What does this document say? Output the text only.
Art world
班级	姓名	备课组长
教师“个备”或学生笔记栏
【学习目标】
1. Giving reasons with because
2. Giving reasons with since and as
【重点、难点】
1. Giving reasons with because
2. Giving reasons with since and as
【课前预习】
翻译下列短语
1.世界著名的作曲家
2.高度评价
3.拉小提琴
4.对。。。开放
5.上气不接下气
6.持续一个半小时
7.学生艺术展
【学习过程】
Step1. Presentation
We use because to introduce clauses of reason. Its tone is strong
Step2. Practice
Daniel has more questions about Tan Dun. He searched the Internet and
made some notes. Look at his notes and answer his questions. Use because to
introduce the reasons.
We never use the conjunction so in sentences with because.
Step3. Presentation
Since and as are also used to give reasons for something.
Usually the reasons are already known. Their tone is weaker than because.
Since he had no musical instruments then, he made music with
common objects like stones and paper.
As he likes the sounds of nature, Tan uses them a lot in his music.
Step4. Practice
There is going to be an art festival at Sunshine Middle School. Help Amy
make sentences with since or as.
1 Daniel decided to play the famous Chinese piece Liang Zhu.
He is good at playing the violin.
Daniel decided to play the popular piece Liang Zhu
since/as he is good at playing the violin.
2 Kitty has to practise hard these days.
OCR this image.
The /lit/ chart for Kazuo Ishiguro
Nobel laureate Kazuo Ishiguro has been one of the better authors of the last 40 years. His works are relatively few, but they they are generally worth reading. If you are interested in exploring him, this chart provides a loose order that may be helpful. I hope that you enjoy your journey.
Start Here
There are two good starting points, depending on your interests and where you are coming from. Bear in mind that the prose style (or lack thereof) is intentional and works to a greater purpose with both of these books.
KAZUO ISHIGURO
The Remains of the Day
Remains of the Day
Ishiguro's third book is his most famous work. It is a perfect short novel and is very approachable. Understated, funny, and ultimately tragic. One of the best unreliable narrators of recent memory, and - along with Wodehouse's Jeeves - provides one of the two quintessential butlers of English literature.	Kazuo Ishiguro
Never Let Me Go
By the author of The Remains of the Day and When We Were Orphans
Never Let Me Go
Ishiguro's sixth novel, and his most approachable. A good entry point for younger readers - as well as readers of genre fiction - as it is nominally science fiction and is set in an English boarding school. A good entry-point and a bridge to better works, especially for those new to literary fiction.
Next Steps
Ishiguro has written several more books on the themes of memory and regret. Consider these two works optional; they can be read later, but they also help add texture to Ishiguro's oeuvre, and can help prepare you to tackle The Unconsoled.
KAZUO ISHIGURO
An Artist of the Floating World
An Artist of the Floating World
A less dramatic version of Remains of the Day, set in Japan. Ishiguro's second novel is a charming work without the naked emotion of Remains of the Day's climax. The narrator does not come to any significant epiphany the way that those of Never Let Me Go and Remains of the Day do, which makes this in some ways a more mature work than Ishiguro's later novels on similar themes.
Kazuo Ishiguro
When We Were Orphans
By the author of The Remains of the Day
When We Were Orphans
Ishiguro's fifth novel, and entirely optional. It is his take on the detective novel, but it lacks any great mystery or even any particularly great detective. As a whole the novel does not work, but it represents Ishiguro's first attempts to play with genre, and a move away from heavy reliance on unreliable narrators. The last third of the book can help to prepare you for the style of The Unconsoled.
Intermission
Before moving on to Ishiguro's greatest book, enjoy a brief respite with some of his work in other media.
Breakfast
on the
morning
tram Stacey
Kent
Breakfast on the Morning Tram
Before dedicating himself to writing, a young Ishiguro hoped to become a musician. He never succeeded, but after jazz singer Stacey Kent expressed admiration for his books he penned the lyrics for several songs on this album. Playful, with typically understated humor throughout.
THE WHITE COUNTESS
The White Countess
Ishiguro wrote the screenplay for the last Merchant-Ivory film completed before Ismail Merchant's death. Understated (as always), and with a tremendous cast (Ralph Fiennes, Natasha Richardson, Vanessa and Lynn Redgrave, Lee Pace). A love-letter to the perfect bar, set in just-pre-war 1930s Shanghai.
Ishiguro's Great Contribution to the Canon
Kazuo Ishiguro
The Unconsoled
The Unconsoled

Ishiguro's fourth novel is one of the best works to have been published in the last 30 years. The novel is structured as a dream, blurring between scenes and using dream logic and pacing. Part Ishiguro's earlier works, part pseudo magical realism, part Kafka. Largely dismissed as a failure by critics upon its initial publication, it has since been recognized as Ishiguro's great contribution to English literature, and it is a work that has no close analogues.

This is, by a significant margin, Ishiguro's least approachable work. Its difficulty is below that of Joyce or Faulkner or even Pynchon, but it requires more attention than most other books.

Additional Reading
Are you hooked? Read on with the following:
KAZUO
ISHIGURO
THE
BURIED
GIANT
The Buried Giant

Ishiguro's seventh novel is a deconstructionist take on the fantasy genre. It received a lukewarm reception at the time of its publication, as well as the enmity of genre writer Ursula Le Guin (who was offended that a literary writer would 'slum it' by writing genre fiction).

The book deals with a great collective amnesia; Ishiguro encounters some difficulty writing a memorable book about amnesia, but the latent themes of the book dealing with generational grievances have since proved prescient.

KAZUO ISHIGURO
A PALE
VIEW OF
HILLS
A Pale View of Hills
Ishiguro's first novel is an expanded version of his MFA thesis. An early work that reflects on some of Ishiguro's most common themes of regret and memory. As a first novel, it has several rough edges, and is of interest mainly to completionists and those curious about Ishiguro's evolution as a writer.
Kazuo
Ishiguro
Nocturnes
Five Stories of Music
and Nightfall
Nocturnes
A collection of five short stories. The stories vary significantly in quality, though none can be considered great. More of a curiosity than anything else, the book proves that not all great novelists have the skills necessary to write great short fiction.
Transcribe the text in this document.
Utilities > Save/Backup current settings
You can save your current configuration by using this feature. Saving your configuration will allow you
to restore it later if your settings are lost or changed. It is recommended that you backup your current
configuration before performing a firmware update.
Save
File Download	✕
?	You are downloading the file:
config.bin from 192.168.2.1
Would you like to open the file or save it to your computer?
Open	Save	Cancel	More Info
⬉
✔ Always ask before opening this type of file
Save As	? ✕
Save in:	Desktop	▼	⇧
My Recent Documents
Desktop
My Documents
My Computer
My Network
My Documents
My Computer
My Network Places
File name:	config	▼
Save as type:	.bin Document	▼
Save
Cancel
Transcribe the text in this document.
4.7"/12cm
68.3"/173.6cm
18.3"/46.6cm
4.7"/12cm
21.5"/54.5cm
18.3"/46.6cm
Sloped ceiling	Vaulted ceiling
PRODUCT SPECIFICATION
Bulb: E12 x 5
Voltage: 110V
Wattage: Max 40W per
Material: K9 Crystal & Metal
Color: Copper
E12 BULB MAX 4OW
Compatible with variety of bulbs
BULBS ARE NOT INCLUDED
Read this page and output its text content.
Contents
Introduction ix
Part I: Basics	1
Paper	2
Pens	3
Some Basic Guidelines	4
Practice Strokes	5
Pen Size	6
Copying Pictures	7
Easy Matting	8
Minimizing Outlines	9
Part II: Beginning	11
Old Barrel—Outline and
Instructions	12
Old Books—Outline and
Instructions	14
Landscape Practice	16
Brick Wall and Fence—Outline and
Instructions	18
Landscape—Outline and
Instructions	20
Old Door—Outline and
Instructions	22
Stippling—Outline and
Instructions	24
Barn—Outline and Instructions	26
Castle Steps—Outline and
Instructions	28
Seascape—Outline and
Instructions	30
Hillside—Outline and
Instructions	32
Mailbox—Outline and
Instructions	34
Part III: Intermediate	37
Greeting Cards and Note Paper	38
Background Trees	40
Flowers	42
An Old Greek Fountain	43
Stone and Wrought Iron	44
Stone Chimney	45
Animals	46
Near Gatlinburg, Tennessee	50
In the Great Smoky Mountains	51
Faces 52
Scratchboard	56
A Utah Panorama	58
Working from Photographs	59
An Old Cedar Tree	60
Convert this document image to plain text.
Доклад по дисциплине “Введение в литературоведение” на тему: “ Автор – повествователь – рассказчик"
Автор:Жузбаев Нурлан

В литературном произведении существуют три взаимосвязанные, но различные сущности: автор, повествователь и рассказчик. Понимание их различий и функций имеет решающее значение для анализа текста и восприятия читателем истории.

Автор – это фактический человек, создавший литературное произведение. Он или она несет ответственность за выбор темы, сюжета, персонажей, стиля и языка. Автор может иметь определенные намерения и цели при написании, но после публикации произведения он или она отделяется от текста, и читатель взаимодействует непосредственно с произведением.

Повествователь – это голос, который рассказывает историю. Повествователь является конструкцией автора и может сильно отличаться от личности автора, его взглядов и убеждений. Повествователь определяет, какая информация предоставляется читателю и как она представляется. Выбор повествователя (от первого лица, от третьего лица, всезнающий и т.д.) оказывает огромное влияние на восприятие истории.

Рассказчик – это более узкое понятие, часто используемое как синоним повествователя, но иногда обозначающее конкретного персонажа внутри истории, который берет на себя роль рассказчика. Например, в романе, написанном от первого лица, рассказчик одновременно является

++++++++++

● **What is being asked**
Identify and copy all lines with the word "made".

● **Task answer**
made some notes. Look at his notes and answer his questions. Use because to
Since he had no musical instruments then, he made music with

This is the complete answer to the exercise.